**SOURCE MATERIAL**.
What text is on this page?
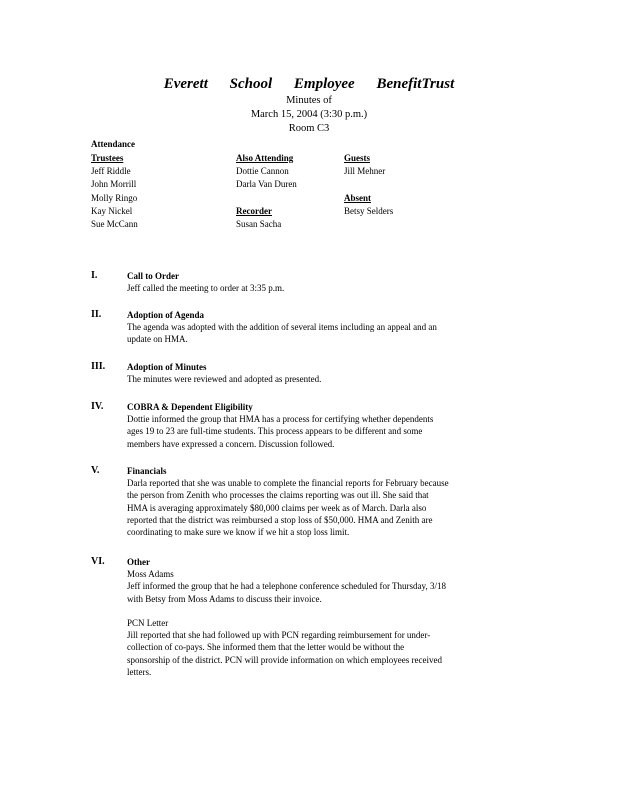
Everett School Employee BenefitTrust
Minutes of
March 15, 2004 (3:30 p.m.)
Room C3
Attendance
Trustees
Jeff Riddle
John Morrill
Molly Ringo
Kay Nickel
Sue McCann
Also Attending
Dottie Cannon
Darla Van Duren

Recorder
Susan Sacha
Guests
Jill Mehner

Absent
Betsy Selders
I.	Call to Order
Jeff called the meeting to order at 3:35 p.m.
II.	Adoption of Agenda
The agenda was adopted with the addition of several items including an appeal and an
update on HMA.
III. Adoption of Minutes
The minutes were reviewed and adopted as presented.
IV.	COBRA & Dependent Eligibility
Dottie informed the group that HMA has a process for certifying whether dependents
ages 19 to 23 are full-time students. This process appears to be different and some
members have expressed a concern. Discussion followed.
V.	Financials
Darla reported that she was unable to complete the financial reports for February because
the person from Zenith who processes the claims reporting was out ill. She said that
HMA is averaging approximately $80,000 claims per week as of March. Darla also
reported that the district was reimbursed a stop loss of $50,000. HMA and Zenith are
coordinating to make sure we know if we hit a stop loss limit.
VI. Other
Moss Adams
Jeff informed the group that he had a telephone conference scheduled for Thursday, 3/18
with Betsy from Moss Adams to discuss their invoice.

PCN Letter
Jill reported that she had followed up with PCN regarding reimbursement for under-
collection of co-pays. She informed them that the letter would be without the
sponsorship of the district. PCN will provide information on which employees received
letters.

**EXERCISE INSTRUCTIONS**. Take every line from the data above that holds "group" and copy it out.

**PROBLEM SOLUTION**.
Dottie informed the group that HMA has a process for certifying whether dependents
Jeff informed the group that he had a telephone conference scheduled for Thursday, 3/18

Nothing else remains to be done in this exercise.